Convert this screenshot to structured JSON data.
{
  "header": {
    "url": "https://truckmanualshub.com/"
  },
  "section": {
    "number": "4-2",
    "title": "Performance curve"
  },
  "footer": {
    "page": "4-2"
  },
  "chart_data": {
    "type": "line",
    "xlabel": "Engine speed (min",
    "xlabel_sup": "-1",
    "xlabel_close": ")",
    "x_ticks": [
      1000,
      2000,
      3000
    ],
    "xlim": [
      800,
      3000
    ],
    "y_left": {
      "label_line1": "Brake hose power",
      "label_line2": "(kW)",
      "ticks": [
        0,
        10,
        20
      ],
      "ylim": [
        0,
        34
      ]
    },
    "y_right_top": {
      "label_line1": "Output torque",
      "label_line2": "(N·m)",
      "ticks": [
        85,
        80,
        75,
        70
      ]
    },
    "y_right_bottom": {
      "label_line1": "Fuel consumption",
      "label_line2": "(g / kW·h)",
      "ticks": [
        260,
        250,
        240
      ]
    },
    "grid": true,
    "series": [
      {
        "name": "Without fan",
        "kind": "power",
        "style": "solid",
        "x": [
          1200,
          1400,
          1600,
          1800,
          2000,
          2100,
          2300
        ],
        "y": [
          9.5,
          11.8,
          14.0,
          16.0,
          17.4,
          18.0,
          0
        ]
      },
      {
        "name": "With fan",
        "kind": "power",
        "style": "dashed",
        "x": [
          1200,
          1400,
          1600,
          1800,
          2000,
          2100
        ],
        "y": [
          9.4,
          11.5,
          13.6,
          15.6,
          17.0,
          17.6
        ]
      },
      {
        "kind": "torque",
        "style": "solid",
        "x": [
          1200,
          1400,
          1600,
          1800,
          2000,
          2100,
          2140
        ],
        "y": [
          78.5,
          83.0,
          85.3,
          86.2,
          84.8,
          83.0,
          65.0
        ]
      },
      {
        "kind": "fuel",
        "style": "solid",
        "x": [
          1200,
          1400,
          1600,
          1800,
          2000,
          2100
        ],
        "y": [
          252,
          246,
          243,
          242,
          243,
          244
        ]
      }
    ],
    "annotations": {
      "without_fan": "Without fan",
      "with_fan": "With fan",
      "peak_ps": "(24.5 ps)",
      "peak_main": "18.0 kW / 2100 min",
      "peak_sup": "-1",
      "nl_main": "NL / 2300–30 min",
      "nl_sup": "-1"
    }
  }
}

* * *

Set down all of the entries exactly, please.

Convert this screenshot to structured JSON data.
{
  "header": {
    "url": "https://truckmanualshub.com/"
  },
  "section": {
    "number": "4-2",
    "title": "Performance curve"
  },
  "footer": {
    "page": "4-2"
  },
  "chart_data": {
    "type": "line",
    "xlabel": "Engine speed (min",
    "xlabel_sup": "-1",
    "xlabel_close": ")",
    "x_ticks": [
      1000,
      2000,
      3000
    ],
    "xlim": [
      800,
      3000
    ],
    "y_left": {
      "label_line1": "Brake hose power",
      "label_line2": "(kW)",
      "ticks": [
        0,
        10,
        20
      ],
      "ylim": [
        0,
        34
      ]
    },
    "y_right_top": {
      "label_line1": "Output torque",
      "label_line2": "(N·m)",
      "ticks": [
        85,
        80,
        75,
        70
      ]
    },
    "y_right_bottom": {
      "label_line1": "Fuel consumption",
      "label_line2": "(g / kW·h)",
      "ticks": [
        260,
        250,
        240
      ]
    },
    "grid": true,
    "series": [
      {
        "name": "Without fan",
        "kind": "power",
        "style": "solid",
        "x": [
          1200,
          1400,
          1600,
          1800,
          2000,
          2100,
          2300
        ],
        "y": [
          9.5,
          11.8,
          14.0,
          16.0,
          17.4,
          18.0,
          0
        ]
      },
      {
        "name": "With fan",
        "kind": "power",
        "style": "dashed",
        "x": [
          1200,
          1400,
          1600,
          1800,
          2000,
          2100
        ],
        "y": [
          9.4,
          11.5,
          13.6,
          15.6,
          17.0,
          17.6
        ]
      },
      {
        "kind": "torque",
        "style": "solid",
        "x": [
          1200,
          1400,
          1600,
          1800,
          2000,
          2100,
          2140
        ],
        "y": [
          78.5,
          83.0,
          85.3,
          86.2,
          84.8,
          83.0,
          65.0
        ]
      },
      {
        "kind": "fuel",
        "style": "solid",
        "x": [
          1200,
          1400,
          1600,
          1800,
          2000,
          2100
        ],
        "y": [
          252,
          246,
          243,
          242,
          243,
          244
        ]
      }
    ],
    "annotations": {
      "without_fan": "Without fan",
      "with_fan": "With fan",
      "peak_ps": "(24.5 ps)",
      "peak_main": "18.0 kW / 2100 min",
      "peak_sup": "-1",
      "nl_main": "NL / 2300–30 min",
      "nl_sup": "-1"
    }
  }
}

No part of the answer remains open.